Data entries
=====

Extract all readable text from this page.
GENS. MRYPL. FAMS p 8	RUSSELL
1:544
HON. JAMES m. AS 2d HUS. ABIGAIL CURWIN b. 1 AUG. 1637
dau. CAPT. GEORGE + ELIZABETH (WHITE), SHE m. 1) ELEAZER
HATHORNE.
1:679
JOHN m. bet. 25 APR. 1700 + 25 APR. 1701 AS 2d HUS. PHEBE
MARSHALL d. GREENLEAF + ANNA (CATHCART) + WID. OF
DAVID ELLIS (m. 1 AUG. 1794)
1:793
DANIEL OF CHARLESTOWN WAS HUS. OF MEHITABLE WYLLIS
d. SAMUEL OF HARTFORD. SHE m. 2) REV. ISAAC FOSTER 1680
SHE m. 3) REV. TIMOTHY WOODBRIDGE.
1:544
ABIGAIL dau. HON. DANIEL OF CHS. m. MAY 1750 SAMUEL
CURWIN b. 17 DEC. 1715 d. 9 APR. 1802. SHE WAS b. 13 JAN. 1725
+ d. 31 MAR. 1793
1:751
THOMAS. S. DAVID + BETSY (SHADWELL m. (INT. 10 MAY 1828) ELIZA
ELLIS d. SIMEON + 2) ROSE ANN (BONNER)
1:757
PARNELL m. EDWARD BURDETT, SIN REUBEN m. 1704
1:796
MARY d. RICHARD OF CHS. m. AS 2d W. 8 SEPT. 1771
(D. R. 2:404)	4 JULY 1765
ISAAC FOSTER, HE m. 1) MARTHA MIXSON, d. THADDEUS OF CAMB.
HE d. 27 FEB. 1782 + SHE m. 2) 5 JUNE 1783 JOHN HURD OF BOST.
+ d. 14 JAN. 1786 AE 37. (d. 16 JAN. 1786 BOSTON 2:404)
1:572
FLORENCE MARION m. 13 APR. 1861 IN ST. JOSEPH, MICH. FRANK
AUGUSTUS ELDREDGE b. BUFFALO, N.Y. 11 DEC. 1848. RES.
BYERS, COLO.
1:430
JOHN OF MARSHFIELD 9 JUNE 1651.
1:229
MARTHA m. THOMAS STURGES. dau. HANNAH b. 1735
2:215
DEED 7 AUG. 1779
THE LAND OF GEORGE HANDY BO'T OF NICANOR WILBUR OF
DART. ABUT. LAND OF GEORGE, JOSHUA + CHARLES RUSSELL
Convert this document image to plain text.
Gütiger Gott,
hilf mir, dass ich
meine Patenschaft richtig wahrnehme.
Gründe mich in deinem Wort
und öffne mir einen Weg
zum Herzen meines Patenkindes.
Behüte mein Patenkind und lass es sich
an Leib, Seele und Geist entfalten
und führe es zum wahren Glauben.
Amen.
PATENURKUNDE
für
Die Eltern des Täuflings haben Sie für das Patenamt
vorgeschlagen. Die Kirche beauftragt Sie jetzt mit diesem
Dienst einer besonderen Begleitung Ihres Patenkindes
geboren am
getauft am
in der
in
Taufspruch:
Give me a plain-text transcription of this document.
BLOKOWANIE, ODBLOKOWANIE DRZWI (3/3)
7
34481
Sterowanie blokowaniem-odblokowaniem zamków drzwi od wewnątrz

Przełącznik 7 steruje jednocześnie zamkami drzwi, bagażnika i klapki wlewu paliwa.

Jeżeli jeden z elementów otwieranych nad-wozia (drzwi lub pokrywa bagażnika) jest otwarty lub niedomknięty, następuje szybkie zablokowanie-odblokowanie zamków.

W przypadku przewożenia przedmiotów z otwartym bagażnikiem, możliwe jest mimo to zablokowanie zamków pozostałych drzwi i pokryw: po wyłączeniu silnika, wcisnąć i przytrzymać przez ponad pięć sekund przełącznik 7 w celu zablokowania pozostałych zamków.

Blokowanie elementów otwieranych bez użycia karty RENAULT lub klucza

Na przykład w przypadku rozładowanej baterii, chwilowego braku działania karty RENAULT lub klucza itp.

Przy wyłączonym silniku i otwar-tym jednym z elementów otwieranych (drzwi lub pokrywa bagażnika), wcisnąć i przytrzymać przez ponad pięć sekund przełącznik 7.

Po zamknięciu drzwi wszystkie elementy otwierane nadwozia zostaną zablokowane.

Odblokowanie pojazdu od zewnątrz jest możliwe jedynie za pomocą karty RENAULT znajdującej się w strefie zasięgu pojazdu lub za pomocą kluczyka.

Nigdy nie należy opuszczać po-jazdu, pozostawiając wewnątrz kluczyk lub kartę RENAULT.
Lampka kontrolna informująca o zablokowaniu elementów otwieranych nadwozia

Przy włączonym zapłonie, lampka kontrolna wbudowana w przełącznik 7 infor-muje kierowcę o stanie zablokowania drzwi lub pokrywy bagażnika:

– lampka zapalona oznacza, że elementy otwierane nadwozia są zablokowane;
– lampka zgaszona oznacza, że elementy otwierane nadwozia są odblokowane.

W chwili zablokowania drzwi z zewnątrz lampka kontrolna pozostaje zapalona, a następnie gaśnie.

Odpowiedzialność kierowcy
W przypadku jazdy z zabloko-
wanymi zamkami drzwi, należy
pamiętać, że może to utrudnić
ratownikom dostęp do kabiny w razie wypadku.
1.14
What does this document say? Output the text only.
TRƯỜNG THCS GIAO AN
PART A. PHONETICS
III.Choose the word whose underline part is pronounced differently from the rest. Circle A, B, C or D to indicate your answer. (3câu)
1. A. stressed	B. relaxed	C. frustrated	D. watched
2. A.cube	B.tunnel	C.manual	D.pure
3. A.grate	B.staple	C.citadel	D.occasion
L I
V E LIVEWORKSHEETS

=====

- REQUIREMENT: Among the entries above, how many lines hold the word "plain"? Reply with only that number.

- FULL RESPONSE: 2